WHAT THE TASK REQUIRES.
Give the entries again exactly, every one of them.

— Begin EXTRACTED RECORDS —

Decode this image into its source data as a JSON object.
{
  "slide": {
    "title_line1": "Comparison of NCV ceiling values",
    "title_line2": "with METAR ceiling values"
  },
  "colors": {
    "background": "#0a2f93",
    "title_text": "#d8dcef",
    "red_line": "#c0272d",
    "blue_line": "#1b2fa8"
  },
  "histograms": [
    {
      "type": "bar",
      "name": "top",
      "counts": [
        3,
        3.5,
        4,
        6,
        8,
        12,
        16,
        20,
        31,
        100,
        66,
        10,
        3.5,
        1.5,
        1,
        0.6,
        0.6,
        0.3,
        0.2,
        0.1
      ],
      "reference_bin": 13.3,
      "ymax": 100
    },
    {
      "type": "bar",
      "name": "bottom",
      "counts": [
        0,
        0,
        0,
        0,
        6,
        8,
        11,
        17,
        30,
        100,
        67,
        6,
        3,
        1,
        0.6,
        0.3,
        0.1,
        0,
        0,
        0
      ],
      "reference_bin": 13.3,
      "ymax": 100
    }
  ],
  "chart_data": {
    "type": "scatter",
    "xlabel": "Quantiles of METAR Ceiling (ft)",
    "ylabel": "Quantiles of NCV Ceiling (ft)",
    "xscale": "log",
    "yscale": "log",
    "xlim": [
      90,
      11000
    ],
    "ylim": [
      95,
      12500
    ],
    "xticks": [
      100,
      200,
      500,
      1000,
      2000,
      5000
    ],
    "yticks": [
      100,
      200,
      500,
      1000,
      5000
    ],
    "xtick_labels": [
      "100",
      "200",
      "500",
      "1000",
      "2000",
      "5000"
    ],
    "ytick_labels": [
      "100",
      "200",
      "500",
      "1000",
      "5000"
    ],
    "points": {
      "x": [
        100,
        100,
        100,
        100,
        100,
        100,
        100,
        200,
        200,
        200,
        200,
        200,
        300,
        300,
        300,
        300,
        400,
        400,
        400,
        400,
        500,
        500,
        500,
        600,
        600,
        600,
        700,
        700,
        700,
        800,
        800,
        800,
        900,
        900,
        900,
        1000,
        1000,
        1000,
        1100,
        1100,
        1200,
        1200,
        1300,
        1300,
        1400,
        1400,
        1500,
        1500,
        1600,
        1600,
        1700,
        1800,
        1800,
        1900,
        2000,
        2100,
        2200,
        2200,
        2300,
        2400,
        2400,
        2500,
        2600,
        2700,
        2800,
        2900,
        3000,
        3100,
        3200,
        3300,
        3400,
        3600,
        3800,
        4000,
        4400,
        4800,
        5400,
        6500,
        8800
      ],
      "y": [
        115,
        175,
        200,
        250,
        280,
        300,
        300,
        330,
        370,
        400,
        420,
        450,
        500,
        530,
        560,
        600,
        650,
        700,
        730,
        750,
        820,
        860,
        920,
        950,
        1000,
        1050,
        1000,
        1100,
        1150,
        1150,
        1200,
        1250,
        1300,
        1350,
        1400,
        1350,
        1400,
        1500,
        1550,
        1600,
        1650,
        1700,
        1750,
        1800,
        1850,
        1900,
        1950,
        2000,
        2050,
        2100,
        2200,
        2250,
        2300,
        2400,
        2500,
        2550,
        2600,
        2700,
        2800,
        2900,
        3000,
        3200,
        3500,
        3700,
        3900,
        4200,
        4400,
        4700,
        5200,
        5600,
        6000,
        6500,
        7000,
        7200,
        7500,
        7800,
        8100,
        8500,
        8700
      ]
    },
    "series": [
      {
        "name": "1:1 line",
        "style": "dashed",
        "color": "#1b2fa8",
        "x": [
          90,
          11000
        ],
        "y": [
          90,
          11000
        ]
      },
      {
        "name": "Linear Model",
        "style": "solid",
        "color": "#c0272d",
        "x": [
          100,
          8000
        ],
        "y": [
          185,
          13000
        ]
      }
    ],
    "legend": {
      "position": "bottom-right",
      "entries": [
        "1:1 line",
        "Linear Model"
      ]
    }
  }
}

— End EXTRACTED RECORDS —

TASK OUTPUT.
Decode this image into its source data as a JSON object.
{
  "slide": {
    "title_line1": "Comparison of NCV ceiling values",
    "title_line2": "with METAR ceiling values"
  },
  "colors": {
    "background": "#0a2f93",
    "title_text": "#d8dcef",
    "red_line": "#c0272d",
    "blue_line": "#1b2fa8"
  },
  "histograms": [
    {
      "type": "bar",
      "name": "top",
      "counts": [
        3,
        3.5,
        4,
        6,
        8,
        12,
        16,
        20,
        31,
        100,
        66,
        10,
        3.5,
        1.5,
        1,
        0.6,
        0.6,
        0.3,
        0.2,
        0.1
      ],
      "reference_bin": 13.3,
      "ymax": 100
    },
    {
      "type": "bar",
      "name": "bottom",
      "counts": [
        0,
        0,
        0,
        0,
        6,
        8,
        11,
        17,
        30,
        100,
        67,
        6,
        3,
        1,
        0.6,
        0.3,
        0.1,
        0,
        0,
        0
      ],
      "reference_bin": 13.3,
      "ymax": 100
    }
  ],
  "chart_data": {
    "type": "scatter",
    "xlabel": "Quantiles of METAR Ceiling (ft)",
    "ylabel": "Quantiles of NCV Ceiling (ft)",
    "xscale": "log",
    "yscale": "log",
    "xlim": [
      90,
      11000
    ],
    "ylim": [
      95,
      12500
    ],
    "xticks": [
      100,
      200,
      500,
      1000,
      2000,
      5000
    ],
    "yticks": [
      100,
      200,
      500,
      1000,
      5000
    ],
    "xtick_labels": [
      "100",
      "200",
      "500",
      "1000",
      "2000",
      "5000"
    ],
    "ytick_labels": [
      "100",
      "200",
      "500",
      "1000",
      "5000"
    ],
    "points": {
      "x": [
        100,
        100,
        100,
        100,
        100,
        100,
        100,
        200,
        200,
        200,
        200,
        200,
        300,
        300,
        300,
        300,
        400,
        400,
        400,
        400,
        500,
        500,
        500,
        600,
        600,
        600,
        700,
        700,
        700,
        800,
        800,
        800,
        900,
        900,
        900,
        1000,
        1000,
        1000,
        1100,
        1100,
        1200,
        1200,
        1300,
        1300,
        1400,
        1400,
        1500,
        1500,
        1600,
        1600,
        1700,
        1800,
        1800,
        1900,
        2000,
        2100,
        2200,
        2200,
        2300,
        2400,
        2400,
        2500,
        2600,
        2700,
        2800,
        2900,
        3000,
        3100,
        3200,
        3300,
        3400,
        3600,
        3800,
        4000,
        4400,
        4800,
        5400,
        6500,
        8800
      ],
      "y": [
        115,
        175,
        200,
        250,
        280,
        300,
        300,
        330,
        370,
        400,
        420,
        450,
        500,
        530,
        560,
        600,
        650,
        700,
        730,
        750,
        820,
        860,
        920,
        950,
        1000,
        1050,
        1000,
        1100,
        1150,
        1150,
        1200,
        1250,
        1300,
        1350,
        1400,
        1350,
        1400,
        1500,
        1550,
        1600,
        1650,
        1700,
        1750,
        1800,
        1850,
        1900,
        1950,
        2000,
        2050,
        2100,
        2200,
        2250,
        2300,
        2400,
        2500,
        2550,
        2600,
        2700,
        2800,
        2900,
        3000,
        3200,
        3500,
        3700,
        3900,
        4200,
        4400,
        4700,
        5200,
        5600,
        6000,
        6500,
        7000,
        7200,
        7500,
        7800,
        8100,
        8500,
        8700
      ]
    },
    "series": [
      {
        "name": "1:1 line",
        "style": "dashed",
        "color": "#1b2fa8",
        "x": [
          90,
          11000
        ],
        "y": [
          90,
          11000
        ]
      },
      {
        "name": "Linear Model",
        "style": "solid",
        "color": "#c0272d",
        "x": [
          100,
          8000
        ],
        "y": [
          185,
          13000
        ]
      }
    ],
    "legend": {
      "position": "bottom-right",
      "entries": [
        "1:1 line",
        "Linear Model"
      ]
    }
  }
}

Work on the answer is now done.